— EXERCISE BRIEF —
The listing below should be copied in full, word for word.

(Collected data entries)
##############################

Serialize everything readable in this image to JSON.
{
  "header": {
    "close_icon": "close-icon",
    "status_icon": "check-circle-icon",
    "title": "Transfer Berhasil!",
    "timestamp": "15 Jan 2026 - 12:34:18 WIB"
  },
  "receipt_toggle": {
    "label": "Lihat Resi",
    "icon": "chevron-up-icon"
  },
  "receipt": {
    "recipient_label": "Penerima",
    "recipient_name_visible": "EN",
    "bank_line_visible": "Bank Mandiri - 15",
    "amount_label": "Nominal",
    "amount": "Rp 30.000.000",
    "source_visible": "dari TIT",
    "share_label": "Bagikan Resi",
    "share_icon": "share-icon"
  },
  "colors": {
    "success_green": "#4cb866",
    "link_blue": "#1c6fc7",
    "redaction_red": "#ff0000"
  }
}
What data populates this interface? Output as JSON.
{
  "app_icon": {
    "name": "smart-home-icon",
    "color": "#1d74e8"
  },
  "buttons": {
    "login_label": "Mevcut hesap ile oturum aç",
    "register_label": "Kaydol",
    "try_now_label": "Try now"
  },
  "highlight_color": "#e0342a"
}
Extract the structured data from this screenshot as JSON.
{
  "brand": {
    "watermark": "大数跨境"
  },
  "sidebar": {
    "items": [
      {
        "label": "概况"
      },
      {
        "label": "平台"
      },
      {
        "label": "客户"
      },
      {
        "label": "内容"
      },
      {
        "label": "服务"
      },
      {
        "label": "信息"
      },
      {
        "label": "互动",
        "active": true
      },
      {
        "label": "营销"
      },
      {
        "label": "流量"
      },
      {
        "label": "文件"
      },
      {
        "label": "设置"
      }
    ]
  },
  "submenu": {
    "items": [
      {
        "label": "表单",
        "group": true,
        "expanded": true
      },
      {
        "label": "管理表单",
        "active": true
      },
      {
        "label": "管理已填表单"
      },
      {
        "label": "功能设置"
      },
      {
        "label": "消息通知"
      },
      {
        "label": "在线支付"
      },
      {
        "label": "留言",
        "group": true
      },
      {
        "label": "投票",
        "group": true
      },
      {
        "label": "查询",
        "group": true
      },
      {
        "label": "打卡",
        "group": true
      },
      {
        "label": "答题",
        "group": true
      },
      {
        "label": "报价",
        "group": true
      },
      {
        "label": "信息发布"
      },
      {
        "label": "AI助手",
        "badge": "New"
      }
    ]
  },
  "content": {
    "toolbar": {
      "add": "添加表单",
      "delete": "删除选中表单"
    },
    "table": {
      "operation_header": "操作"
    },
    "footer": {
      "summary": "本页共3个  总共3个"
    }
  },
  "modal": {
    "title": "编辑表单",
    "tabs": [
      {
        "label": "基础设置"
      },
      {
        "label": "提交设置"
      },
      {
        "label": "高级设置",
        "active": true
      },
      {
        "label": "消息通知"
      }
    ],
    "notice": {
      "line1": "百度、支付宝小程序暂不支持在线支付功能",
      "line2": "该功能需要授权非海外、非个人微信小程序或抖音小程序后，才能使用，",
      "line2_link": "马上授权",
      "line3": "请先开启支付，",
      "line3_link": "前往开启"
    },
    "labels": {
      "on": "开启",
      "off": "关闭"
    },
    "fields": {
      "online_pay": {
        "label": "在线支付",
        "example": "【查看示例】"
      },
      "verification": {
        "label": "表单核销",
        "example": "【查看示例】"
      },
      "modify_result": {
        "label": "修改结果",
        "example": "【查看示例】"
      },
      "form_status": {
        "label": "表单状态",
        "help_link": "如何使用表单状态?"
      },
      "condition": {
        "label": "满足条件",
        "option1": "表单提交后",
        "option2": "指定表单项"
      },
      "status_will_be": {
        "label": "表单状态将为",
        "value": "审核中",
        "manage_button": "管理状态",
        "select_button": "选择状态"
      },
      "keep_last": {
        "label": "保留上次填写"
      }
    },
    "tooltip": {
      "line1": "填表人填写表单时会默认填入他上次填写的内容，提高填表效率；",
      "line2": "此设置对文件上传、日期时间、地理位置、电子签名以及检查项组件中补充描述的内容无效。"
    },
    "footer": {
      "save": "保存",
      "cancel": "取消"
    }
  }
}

##############################

— TASK SOLUTION —
Serialize everything readable in this image to JSON.
{
  "header": {
    "close_icon": "close-icon",
    "status_icon": "check-circle-icon",
    "title": "Transfer Berhasil!",
    "timestamp": "15 Jan 2026 - 12:34:18 WIB"
  },
  "receipt_toggle": {
    "label": "Lihat Resi",
    "icon": "chevron-up-icon"
  },
  "receipt": {
    "recipient_label": "Penerima",
    "recipient_name_visible": "EN",
    "bank_line_visible": "Bank Mandiri - 15",
    "amount_label": "Nominal",
    "amount": "Rp 30.000.000",
    "source_visible": "dari TIT",
    "share_label": "Bagikan Resi",
    "share_icon": "share-icon"
  },
  "colors": {
    "success_green": "#4cb866",
    "link_blue": "#1c6fc7",
    "redaction_red": "#ff0000"
  }
}
What data populates this interface? Output as JSON.
{
  "app_icon": {
    "name": "smart-home-icon",
    "color": "#1d74e8"
  },
  "buttons": {
    "login_label": "Mevcut hesap ile oturum aç",
    "register_label": "Kaydol",
    "try_now_label": "Try now"
  },
  "highlight_color": "#e0342a"
}
Extract the structured data from this screenshot as JSON.
{
  "brand": {
    "watermark": "大数跨境"
  },
  "sidebar": {
    "items": [
      {
        "label": "概况"
      },
      {
        "label": "平台"
      },
      {
        "label": "客户"
      },
      {
        "label": "内容"
      },
      {
        "label": "服务"
      },
      {
        "label": "信息"
      },
      {
        "label": "互动",
        "active": true
      },
      {
        "label": "营销"
      },
      {
        "label": "流量"
      },
      {
        "label": "文件"
      },
      {
        "label": "设置"
      }
    ]
  },
  "submenu": {
    "items": [
      {
        "label": "表单",
        "group": true,
        "expanded": true
      },
      {
        "label": "管理表单",
        "active": true
      },
      {
        "label": "管理已填表单"
      },
      {
        "label": "功能设置"
      },
      {
        "label": "消息通知"
      },
      {
        "label": "在线支付"
      },
      {
        "label": "留言",
        "group": true
      },
      {
        "label": "投票",
        "group": true
      },
      {
        "label": "查询",
        "group": true
      },
      {
        "label": "打卡",
        "group": true
      },
      {
        "label": "答题",
        "group": true
      },
      {
        "label": "报价",
        "group": true
      },
      {
        "label": "信息发布"
      },
      {
        "label": "AI助手",
        "badge": "New"
      }
    ]
  },
  "content": {
    "toolbar": {
      "add": "添加表单",
      "delete": "删除选中表单"
    },
    "table": {
      "operation_header": "操作"
    },
    "footer": {
      "summary": "本页共3个  总共3个"
    }
  },
  "modal": {
    "title": "编辑表单",
    "tabs": [
      {
        "label": "基础设置"
      },
      {
        "label": "提交设置"
      },
      {
        "label": "高级设置",
        "active": true
      },
      {
        "label": "消息通知"
      }
    ],
    "notice": {
      "line1": "百度、支付宝小程序暂不支持在线支付功能",
      "line2": "该功能需要授权非海外、非个人微信小程序或抖音小程序后，才能使用，",
      "line2_link": "马上授权",
      "line3": "请先开启支付，",
      "line3_link": "前往开启"
    },
    "labels": {
      "on": "开启",
      "off": "关闭"
    },
    "fields": {
      "online_pay": {
        "label": "在线支付",
        "example": "【查看示例】"
      },
      "verification": {
        "label": "表单核销",
        "example": "【查看示例】"
      },
      "modify_result": {
        "label": "修改结果",
        "example": "【查看示例】"
      },
      "form_status": {
        "label": "表单状态",
        "help_link": "如何使用表单状态?"
      },
      "condition": {
        "label": "满足条件",
        "option1": "表单提交后",
        "option2": "指定表单项"
      },
      "status_will_be": {
        "label": "表单状态将为",
        "value": "审核中",
        "manage_button": "管理状态",
        "select_button": "选择状态"
      },
      "keep_last": {
        "label": "保留上次填写"
      }
    },
    "tooltip": {
      "line1": "填表人填写表单时会默认填入他上次填写的内容，提高填表效率；",
      "line2": "此设置对文件上传、日期时间、地理位置、电子签名以及检查项组件中补充描述的内容无效。"
    },
    "footer": {
      "save": "保存",
      "cancel": "取消"
    }
  }
}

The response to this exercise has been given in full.